**Request**.
From the data that follows, copy every line holding the string "орошения".

**Data to use**.

>>>>

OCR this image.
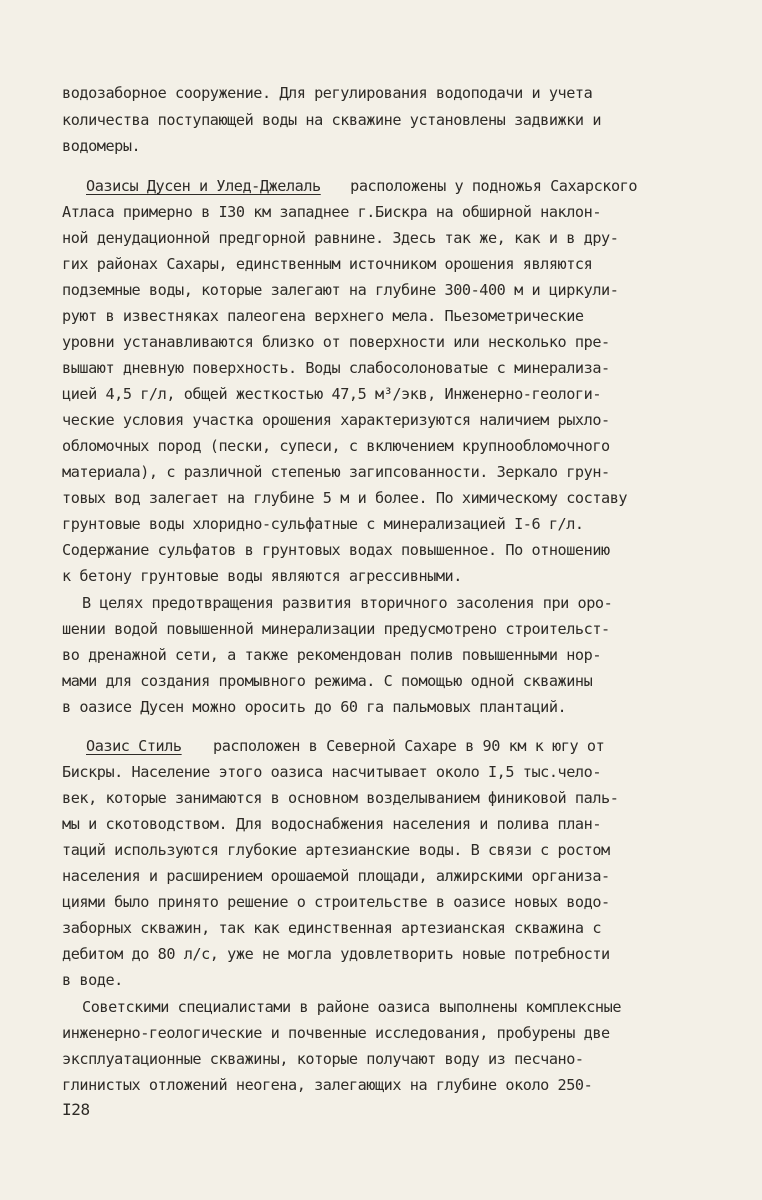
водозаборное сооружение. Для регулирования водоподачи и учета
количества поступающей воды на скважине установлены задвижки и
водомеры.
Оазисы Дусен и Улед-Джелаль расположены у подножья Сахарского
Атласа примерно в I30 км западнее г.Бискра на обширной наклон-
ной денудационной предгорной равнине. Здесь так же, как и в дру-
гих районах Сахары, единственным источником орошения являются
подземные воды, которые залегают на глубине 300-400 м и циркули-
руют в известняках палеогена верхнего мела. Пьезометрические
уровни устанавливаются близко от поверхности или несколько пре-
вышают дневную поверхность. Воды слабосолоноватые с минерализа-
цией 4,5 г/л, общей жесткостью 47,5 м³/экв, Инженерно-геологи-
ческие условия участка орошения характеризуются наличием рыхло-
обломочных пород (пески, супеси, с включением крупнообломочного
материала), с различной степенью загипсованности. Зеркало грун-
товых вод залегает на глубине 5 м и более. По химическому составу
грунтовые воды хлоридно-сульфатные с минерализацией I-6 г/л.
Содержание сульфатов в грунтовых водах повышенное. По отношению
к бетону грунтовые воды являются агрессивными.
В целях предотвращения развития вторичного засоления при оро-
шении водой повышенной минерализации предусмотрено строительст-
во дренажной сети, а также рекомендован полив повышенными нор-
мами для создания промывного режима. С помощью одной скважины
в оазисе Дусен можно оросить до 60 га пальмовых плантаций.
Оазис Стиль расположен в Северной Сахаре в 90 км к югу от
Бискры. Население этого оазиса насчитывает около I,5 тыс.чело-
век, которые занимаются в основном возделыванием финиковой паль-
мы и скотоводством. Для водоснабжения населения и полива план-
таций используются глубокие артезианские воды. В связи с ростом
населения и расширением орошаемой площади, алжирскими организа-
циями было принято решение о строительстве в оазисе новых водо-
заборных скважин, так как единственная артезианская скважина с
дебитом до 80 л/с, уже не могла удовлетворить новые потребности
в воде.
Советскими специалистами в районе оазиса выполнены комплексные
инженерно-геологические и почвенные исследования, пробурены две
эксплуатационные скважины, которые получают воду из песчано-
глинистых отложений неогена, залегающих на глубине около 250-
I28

<<<<

**In response**.
гих районах Сахары, единственным источником орошения являются
ческие условия участка орошения характеризуются наличием рыхло-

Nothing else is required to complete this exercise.